> _PROBLEM DETAILS_:
Copy every one of the lines below word for word, leaving out the pictures.

> _MATERIAL SHOWN_:
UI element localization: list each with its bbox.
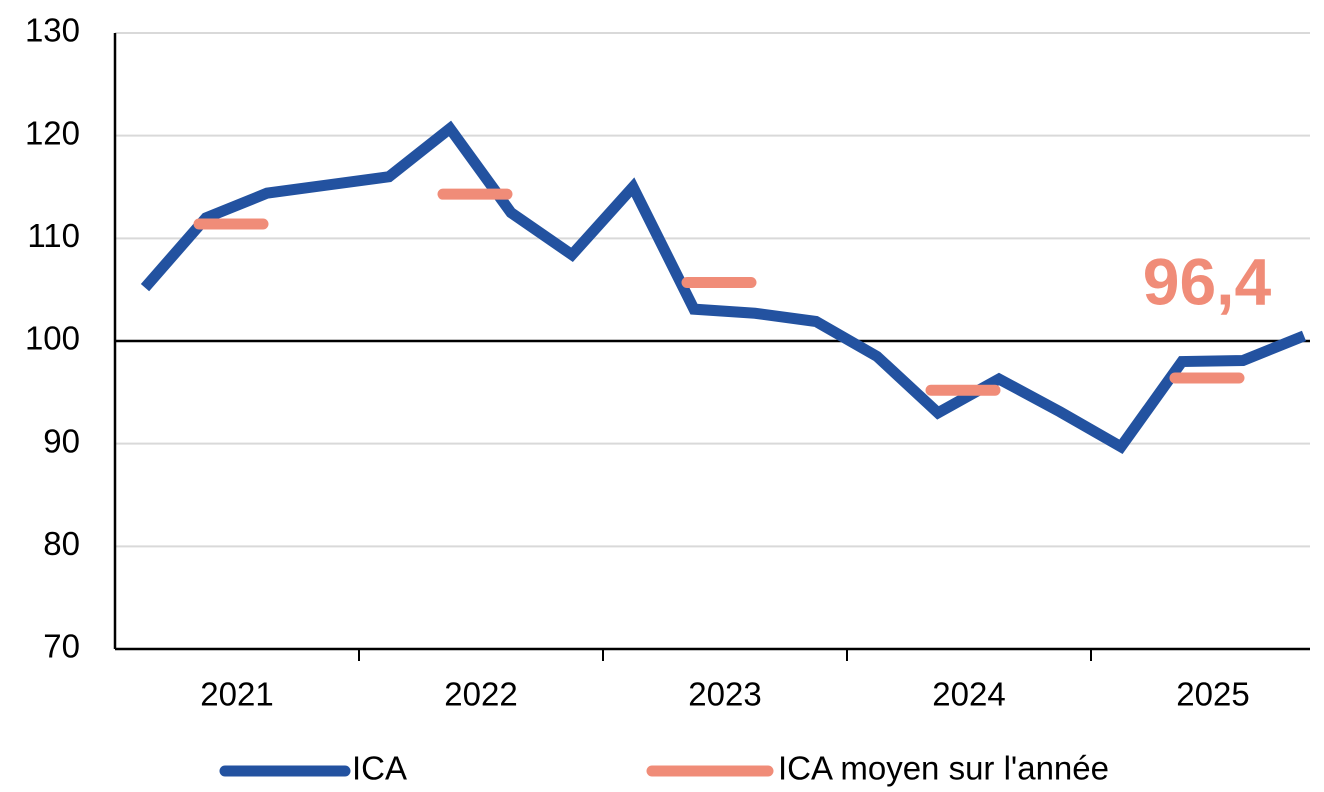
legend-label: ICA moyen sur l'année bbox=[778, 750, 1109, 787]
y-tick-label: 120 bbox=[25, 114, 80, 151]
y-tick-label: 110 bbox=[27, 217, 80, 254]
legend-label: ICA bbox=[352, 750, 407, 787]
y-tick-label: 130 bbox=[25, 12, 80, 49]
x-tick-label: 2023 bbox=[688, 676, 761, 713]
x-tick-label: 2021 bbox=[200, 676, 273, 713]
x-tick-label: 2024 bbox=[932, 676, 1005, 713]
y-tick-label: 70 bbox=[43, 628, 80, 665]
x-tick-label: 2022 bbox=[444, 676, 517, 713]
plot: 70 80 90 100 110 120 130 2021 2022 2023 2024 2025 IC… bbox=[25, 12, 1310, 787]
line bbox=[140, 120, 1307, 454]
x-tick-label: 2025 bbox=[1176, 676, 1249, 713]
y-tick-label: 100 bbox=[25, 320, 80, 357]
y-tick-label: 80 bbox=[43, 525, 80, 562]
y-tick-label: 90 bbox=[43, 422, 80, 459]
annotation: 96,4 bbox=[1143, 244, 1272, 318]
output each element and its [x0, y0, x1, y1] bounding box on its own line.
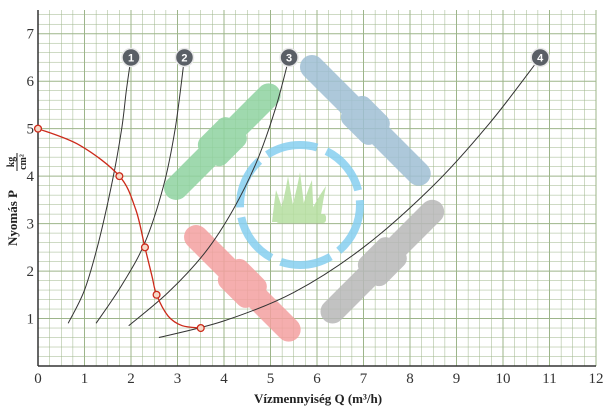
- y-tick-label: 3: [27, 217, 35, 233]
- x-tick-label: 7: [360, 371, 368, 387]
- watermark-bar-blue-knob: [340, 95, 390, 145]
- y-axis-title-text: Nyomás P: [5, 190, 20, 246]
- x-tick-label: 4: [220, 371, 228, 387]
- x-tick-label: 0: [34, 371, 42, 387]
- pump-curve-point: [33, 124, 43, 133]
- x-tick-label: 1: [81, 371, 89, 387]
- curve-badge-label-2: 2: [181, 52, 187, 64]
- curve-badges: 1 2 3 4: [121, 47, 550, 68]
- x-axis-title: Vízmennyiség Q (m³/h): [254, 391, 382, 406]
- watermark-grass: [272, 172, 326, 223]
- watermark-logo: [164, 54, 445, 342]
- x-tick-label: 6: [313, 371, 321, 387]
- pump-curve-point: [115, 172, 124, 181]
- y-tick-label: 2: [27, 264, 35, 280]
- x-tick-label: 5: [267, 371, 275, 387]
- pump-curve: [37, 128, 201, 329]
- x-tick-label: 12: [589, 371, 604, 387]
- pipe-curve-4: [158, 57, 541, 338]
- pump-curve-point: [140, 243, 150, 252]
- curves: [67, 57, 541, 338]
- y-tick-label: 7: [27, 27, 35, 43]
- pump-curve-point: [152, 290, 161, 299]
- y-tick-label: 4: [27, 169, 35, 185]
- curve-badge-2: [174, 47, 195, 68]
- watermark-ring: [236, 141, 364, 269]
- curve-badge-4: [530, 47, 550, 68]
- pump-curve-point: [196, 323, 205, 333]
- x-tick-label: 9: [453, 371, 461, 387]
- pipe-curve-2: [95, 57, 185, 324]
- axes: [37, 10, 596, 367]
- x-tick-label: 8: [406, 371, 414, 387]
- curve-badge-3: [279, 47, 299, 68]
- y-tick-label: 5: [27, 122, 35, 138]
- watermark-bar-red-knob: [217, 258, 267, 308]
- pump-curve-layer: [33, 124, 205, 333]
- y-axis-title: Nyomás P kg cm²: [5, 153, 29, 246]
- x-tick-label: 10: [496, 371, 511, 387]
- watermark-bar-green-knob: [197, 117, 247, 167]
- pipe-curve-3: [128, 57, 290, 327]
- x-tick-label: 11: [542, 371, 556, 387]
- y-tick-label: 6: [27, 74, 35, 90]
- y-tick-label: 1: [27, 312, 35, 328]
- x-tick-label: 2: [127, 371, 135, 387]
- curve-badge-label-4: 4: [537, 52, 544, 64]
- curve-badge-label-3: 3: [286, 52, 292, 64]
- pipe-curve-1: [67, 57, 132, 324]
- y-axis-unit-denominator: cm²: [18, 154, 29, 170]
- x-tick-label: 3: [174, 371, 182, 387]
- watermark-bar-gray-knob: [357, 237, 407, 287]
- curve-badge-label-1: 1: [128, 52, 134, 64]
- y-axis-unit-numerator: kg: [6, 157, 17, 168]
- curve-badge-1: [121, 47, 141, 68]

> _FINAL RESULT_:
UI element localization: list each with its bbox.
legend-label: ICA moyen sur l'année bbox=[778, 750, 1109, 787]
y-tick-label: 120 bbox=[25, 114, 80, 151]
y-tick-label: 110 bbox=[27, 217, 80, 254]
legend-label: ICA bbox=[352, 750, 407, 787]
y-tick-label: 130 bbox=[25, 12, 80, 49]
x-tick-label: 2023 bbox=[688, 676, 761, 713]
x-tick-label: 2021 bbox=[200, 676, 273, 713]
x-tick-label: 2024 bbox=[932, 676, 1005, 713]
y-tick-label: 70 bbox=[43, 628, 80, 665]
x-tick-label: 2022 bbox=[444, 676, 517, 713]
plot: 70 80 90 100 110 120 130 2021 2022 2023 2024 2025 IC… bbox=[25, 12, 1310, 787]
line bbox=[140, 120, 1307, 454]
x-tick-label: 2025 bbox=[1176, 676, 1249, 713]
y-tick-label: 100 bbox=[25, 320, 80, 357]
y-tick-label: 80 bbox=[43, 525, 80, 562]
y-tick-label: 90 bbox=[43, 422, 80, 459]
annotation: 96,4 bbox=[1143, 244, 1272, 318]
output each element and its [x0, y0, x1, y1] bounding box on its own line.
- y-tick-label: 3: [27, 217, 35, 233]
- x-tick-label: 7: [360, 371, 368, 387]
- watermark-bar-blue-knob: [340, 95, 390, 145]
- y-axis-title-text: Nyomás P: [5, 190, 20, 246]
- x-tick-label: 4: [220, 371, 228, 387]
- x-tick-label: 0: [34, 371, 42, 387]
- pump-curve-point: [33, 124, 43, 133]
- x-tick-label: 1: [81, 371, 89, 387]
- curve-badge-label-2: 2: [181, 52, 187, 64]
- curve-badges: 1 2 3 4: [121, 47, 550, 68]
- x-axis-title: Vízmennyiség Q (m³/h): [254, 391, 382, 406]
- watermark-grass: [272, 172, 326, 223]
- watermark-logo: [164, 54, 445, 342]
- x-tick-label: 6: [313, 371, 321, 387]
- pump-curve-point: [115, 172, 124, 181]
- y-tick-label: 2: [27, 264, 35, 280]
- x-tick-label: 5: [267, 371, 275, 387]
- pump-curve: [37, 128, 201, 329]
- x-tick-label: 12: [589, 371, 604, 387]
- pipe-curve-4: [158, 57, 541, 338]
- pump-curve-point: [140, 243, 150, 252]
- curves: [67, 57, 541, 338]
- y-tick-label: 7: [27, 27, 35, 43]
- pump-curve-point: [152, 290, 161, 299]
- y-tick-label: 4: [27, 169, 35, 185]
- curve-badge-2: [174, 47, 195, 68]
- watermark-ring: [236, 141, 364, 269]
- curve-badge-4: [530, 47, 550, 68]
- pump-curve-point: [196, 323, 205, 333]
- x-tick-label: 9: [453, 371, 461, 387]
- pipe-curve-2: [95, 57, 185, 324]
- axes: [37, 10, 596, 367]
- x-tick-label: 8: [406, 371, 414, 387]
- curve-badge-3: [279, 47, 299, 68]
- y-tick-label: 5: [27, 122, 35, 138]
- watermark-bar-red-knob: [217, 258, 267, 308]
- pump-curve-layer: [33, 124, 205, 333]
- y-axis-title: Nyomás P kg cm²: [5, 153, 29, 246]
- x-tick-label: 10: [496, 371, 511, 387]
- watermark-bar-green-knob: [197, 117, 247, 167]
- pipe-curve-3: [128, 57, 290, 327]
- x-tick-label: 11: [542, 371, 556, 387]
- y-tick-label: 6: [27, 74, 35, 90]
- y-tick-label: 1: [27, 312, 35, 328]
- x-tick-label: 2: [127, 371, 135, 387]
- curve-badge-label-4: 4: [537, 52, 544, 64]
- curve-badge-label-3: 3: [286, 52, 292, 64]
- pipe-curve-1: [67, 57, 132, 324]
- y-axis-unit-denominator: cm²: [18, 154, 29, 170]
- x-tick-label: 3: [174, 371, 182, 387]
- watermark-bar-gray-knob: [357, 237, 407, 287]
- curve-badge-label-1: 1: [128, 52, 134, 64]
- y-axis-unit-numerator: kg: [6, 157, 17, 168]
- curve-badge-1: [121, 47, 141, 68]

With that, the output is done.